## Short exercise
Copy out the material below in full, but not its images.

---------- Provided data

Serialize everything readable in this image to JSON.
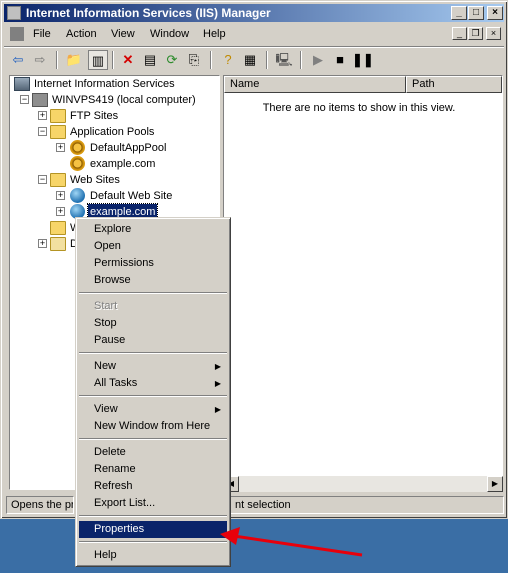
{
  "window": {
    "title": "Internet Information Services (IIS) Manager"
  },
  "menubar": {
    "items": [
      "File",
      "Action",
      "View",
      "Window",
      "Help"
    ]
  },
  "tree": {
    "root": "Internet Information Services",
    "computer": "WINVPS419 (local computer)",
    "ftp_sites": "FTP Sites",
    "app_pools": "Application Pools",
    "pool_default": "DefaultAppPool",
    "pool_example": "example.com",
    "web_sites": "Web Sites",
    "site_default": "Default Web Site",
    "site_example": "example.com",
    "partial_1": "W",
    "partial_2": "D"
  },
  "list": {
    "columns": [
      "Name",
      "Path"
    ],
    "empty_message": "There are no items to show in this view."
  },
  "status": {
    "left": "Opens the pro",
    "right": "nt selection"
  },
  "context_menu": {
    "explore": "Explore",
    "open": "Open",
    "permissions": "Permissions",
    "browse": "Browse",
    "start": "Start",
    "stop": "Stop",
    "pause": "Pause",
    "new": "New",
    "all_tasks": "All Tasks",
    "view": "View",
    "new_window": "New Window from Here",
    "delete": "Delete",
    "rename": "Rename",
    "refresh": "Refresh",
    "export_list": "Export List...",
    "properties": "Properties",
    "help": "Help"
  },
  "colors": {
    "selection": "#0a246a",
    "arrow": "#e8000b",
    "desktop": "#3a6ea5"
  }
}
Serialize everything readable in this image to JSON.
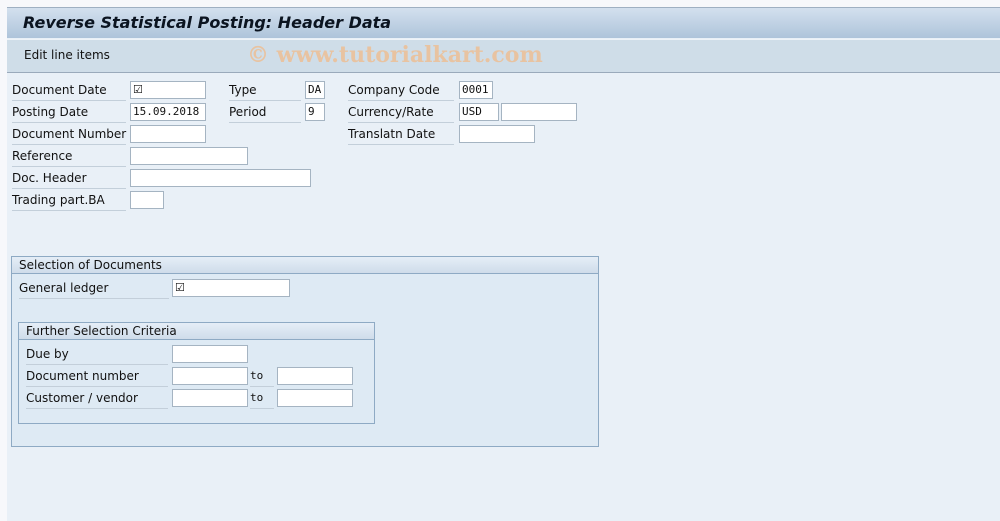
{
  "header": {
    "title": "Reverse Statistical Posting: Header Data"
  },
  "toolbar": {
    "edit_line_items": "Edit line items"
  },
  "watermark": "© www.tutorialkart.com",
  "header_data": {
    "document_date": {
      "label": "Document Date",
      "value": "☑",
      "value_icon": "checkbox-checked"
    },
    "posting_date": {
      "label": "Posting Date",
      "value": "15.09.2018"
    },
    "document_number": {
      "label": "Document Number",
      "value": ""
    },
    "reference": {
      "label": "Reference",
      "value": ""
    },
    "doc_header": {
      "label": "Doc. Header",
      "value": ""
    },
    "trading_part_ba": {
      "label": "Trading part.BA",
      "value": ""
    },
    "type": {
      "label": "Type",
      "value": "DA"
    },
    "period": {
      "label": "Period",
      "value": "9"
    },
    "company_code": {
      "label": "Company Code",
      "value": "0001"
    },
    "currency_rate": {
      "label": "Currency/Rate",
      "currency": "USD",
      "rate": ""
    },
    "translatn_date": {
      "label": "Translatn Date",
      "value": ""
    }
  },
  "selection": {
    "title": "Selection of Documents",
    "general_ledger": {
      "label": "General ledger",
      "value": "☑",
      "value_icon": "checkbox-checked"
    },
    "further": {
      "title": "Further Selection Criteria",
      "due_by": {
        "label": "Due by",
        "value": ""
      },
      "document_number": {
        "label": "Document number",
        "from": "",
        "to_label": "to",
        "to": ""
      },
      "customer_vendor": {
        "label": "Customer / vendor",
        "from": "",
        "to_label": "to",
        "to": ""
      }
    }
  }
}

--------------------

## Result of the task
Serialize everything readable in this image to JSON.
{
  "window": {
    "title": "Internet Information Services (IIS) Manager"
  },
  "menubar": {
    "items": [
      "File",
      "Action",
      "View",
      "Window",
      "Help"
    ]
  },
  "tree": {
    "root": "Internet Information Services",
    "computer": "WINVPS419 (local computer)",
    "ftp_sites": "FTP Sites",
    "app_pools": "Application Pools",
    "pool_default": "DefaultAppPool",
    "pool_example": "example.com",
    "web_sites": "Web Sites",
    "site_default": "Default Web Site",
    "site_example": "example.com",
    "partial_1": "W",
    "partial_2": "D"
  },
  "list": {
    "columns": [
      "Name",
      "Path"
    ],
    "empty_message": "There are no items to show in this view."
  },
  "status": {
    "left": "Opens the pro",
    "right": "nt selection"
  },
  "context_menu": {
    "explore": "Explore",
    "open": "Open",
    "permissions": "Permissions",
    "browse": "Browse",
    "start": "Start",
    "stop": "Stop",
    "pause": "Pause",
    "new": "New",
    "all_tasks": "All Tasks",
    "view": "View",
    "new_window": "New Window from Here",
    "delete": "Delete",
    "rename": "Rename",
    "refresh": "Refresh",
    "export_list": "Export List...",
    "properties": "Properties",
    "help": "Help"
  },
  "colors": {
    "selection": "#0a246a",
    "arrow": "#e8000b",
    "desktop": "#3a6ea5"
  }
}
Serialize everything readable in this image to JSON.
{
  "header": {
    "title": "Reverse Statistical Posting: Header Data"
  },
  "toolbar": {
    "edit_line_items": "Edit line items"
  },
  "watermark": "© www.tutorialkart.com",
  "header_data": {
    "document_date": {
      "label": "Document Date",
      "value": "☑",
      "value_icon": "checkbox-checked"
    },
    "posting_date": {
      "label": "Posting Date",
      "value": "15.09.2018"
    },
    "document_number": {
      "label": "Document Number",
      "value": ""
    },
    "reference": {
      "label": "Reference",
      "value": ""
    },
    "doc_header": {
      "label": "Doc. Header",
      "value": ""
    },
    "trading_part_ba": {
      "label": "Trading part.BA",
      "value": ""
    },
    "type": {
      "label": "Type",
      "value": "DA"
    },
    "period": {
      "label": "Period",
      "value": "9"
    },
    "company_code": {
      "label": "Company Code",
      "value": "0001"
    },
    "currency_rate": {
      "label": "Currency/Rate",
      "currency": "USD",
      "rate": ""
    },
    "translatn_date": {
      "label": "Translatn Date",
      "value": ""
    }
  },
  "selection": {
    "title": "Selection of Documents",
    "general_ledger": {
      "label": "General ledger",
      "value": "☑",
      "value_icon": "checkbox-checked"
    },
    "further": {
      "title": "Further Selection Criteria",
      "due_by": {
        "label": "Due by",
        "value": ""
      },
      "document_number": {
        "label": "Document number",
        "from": "",
        "to_label": "to",
        "to": ""
      },
      "customer_vendor": {
        "label": "Customer / vendor",
        "from": "",
        "to_label": "to",
        "to": ""
      }
    }
  }
}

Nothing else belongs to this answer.